Teaching Something or Otter
A story from a recent lesson:She is 10. To emulate her favorite country singer, she pinches her throat, squeezes her lips tightly, and tries to carry her chest voice so high she ends up yelling. She looks like she's in pain. She has no idea she is doing this. But her mother knows that something is wrong with the way she is singing, and that is how she ended up in my studio a few months ago.
I know she needs to find a head voice -- the lighter sound you hear in higher pitches. I know from my Somatic VoiceWork training that she has spent too much time in her chest range, like many tweens who listen to Top 40. Her voice is like a barbell with a 100-pound weight on one end only, and nothing on the other. She needs to balance her voice by strengthening her head register. If she does, she will suddenly have another octave or more of notes to work with, and she'll be able to sing with comfort and ease. In short, she'll be lifting evenly and with power everywhere. If she doesn't strengthen her head register, she will severely hobble her vocal range and become one of those singers who say at age 12, "I'm more of an alto."
To access her head register, we make angel sounds on "ooo", and emit whoops and sighs. Some singers can find head voice while singing traditional vocal exercises, but many singers just continue to tense up on anything that sounds like music. So, we take out melody and rhythm and just make a bunch of weird sounds. It's hard to tense up if you're whooping and sighing, and that's the whole point. Then we add melody and rhythm back in, slowly.

☆ ☆ ☆

> REQUIREMENTS
- A) Answer these questions using the voice-lesson story above, one line per answer, marked the same way:
(i) How old is the student?
(ii) To what does the teacher compare the student's voice?
(iii) What sounds do teacher and student make to reach her head register?
- B) Write a continuation of the voice-lesson story, starting right after its final sentence.

☆ ☆ ☆

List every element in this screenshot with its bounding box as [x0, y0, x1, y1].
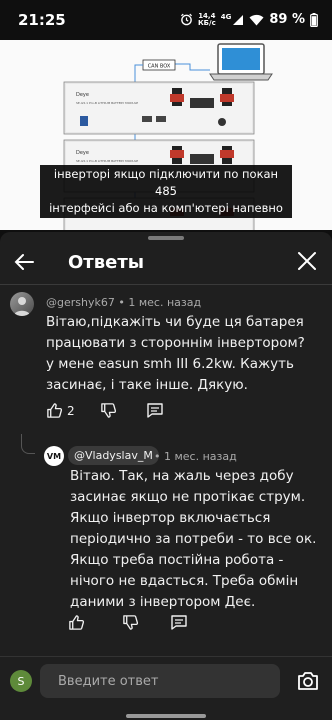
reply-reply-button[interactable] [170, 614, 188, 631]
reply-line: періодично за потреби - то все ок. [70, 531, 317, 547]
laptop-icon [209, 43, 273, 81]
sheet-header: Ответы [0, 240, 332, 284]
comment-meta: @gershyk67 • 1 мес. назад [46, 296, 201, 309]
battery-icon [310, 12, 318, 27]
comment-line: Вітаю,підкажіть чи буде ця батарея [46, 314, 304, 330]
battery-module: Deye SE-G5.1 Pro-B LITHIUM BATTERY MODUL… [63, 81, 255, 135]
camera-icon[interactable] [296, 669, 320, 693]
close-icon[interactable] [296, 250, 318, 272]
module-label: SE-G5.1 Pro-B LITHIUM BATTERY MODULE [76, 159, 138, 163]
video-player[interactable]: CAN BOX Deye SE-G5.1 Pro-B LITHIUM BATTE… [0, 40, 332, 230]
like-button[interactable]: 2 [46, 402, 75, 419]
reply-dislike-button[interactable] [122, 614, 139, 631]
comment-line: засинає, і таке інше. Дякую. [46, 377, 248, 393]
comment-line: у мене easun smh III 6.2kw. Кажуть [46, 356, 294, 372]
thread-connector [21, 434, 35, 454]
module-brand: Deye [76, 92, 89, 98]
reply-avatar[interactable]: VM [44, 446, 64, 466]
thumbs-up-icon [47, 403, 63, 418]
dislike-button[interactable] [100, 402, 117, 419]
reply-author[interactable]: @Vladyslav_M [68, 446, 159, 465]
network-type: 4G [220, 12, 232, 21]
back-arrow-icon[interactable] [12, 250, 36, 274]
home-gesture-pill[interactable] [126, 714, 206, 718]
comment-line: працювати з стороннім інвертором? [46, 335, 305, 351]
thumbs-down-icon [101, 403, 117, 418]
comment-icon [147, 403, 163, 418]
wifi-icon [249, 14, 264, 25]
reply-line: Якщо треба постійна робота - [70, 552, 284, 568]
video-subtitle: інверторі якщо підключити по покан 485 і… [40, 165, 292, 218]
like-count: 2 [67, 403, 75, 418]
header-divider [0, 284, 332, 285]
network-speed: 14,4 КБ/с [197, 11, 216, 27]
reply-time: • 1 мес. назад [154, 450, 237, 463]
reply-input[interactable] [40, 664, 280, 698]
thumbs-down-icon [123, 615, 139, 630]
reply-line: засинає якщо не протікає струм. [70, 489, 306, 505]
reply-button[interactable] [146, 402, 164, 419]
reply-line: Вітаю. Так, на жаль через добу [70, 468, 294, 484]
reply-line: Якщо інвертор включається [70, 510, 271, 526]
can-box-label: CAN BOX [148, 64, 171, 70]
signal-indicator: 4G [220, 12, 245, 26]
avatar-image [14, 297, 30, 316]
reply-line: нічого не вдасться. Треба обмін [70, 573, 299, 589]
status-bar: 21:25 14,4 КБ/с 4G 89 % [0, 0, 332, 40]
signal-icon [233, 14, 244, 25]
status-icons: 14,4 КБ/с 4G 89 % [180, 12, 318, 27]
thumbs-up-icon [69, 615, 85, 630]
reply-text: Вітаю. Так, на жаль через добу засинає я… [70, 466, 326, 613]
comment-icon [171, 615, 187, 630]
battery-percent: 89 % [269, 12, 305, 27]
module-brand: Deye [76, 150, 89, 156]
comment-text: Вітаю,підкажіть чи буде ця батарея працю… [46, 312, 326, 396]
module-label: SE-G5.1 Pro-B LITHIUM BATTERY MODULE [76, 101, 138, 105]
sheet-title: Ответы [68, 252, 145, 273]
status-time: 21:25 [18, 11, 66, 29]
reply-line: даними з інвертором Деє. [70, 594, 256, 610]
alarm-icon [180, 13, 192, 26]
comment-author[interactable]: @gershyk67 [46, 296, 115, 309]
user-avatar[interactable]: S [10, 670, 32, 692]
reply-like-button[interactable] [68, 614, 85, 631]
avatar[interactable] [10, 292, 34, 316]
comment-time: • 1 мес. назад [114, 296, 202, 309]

☆ ☆ ☆

> IN RESPONSE
- A)
(i) She is 10.
(ii) A barbell with a 100-pound weight on one end only and nothing on the other.
(iii) Angel sounds on "ooo," plus whoops and sighs.

- B)
She still strains her neck muscles and pulls her mouth into a rhombus shape to reach higher notes, even on an "oo," which means she's not really accessing her head register at all. We push air into our cheeks and say "poom!" in a light siren-y wail as the air spills out, and she laughs and calls it "chipmunk sound." And there is her head voice, light and clear and easy. She has learned to identify it when she feels it (that is a major accomplishment in itself), but she doesn't think she should use it to sing, so at every lesson I have to sell its benefits to her again and hope that she'll buy. In her very limited singing and listening career, she has decided that she must sing chest in order to be heard and in order to be stylistically "correct." Every time she starts to sing, she defaults back to her pained chest sound. She's much more familiar with that and it feels easier just because she's done it more. She has no idea that her idols don't sing that way.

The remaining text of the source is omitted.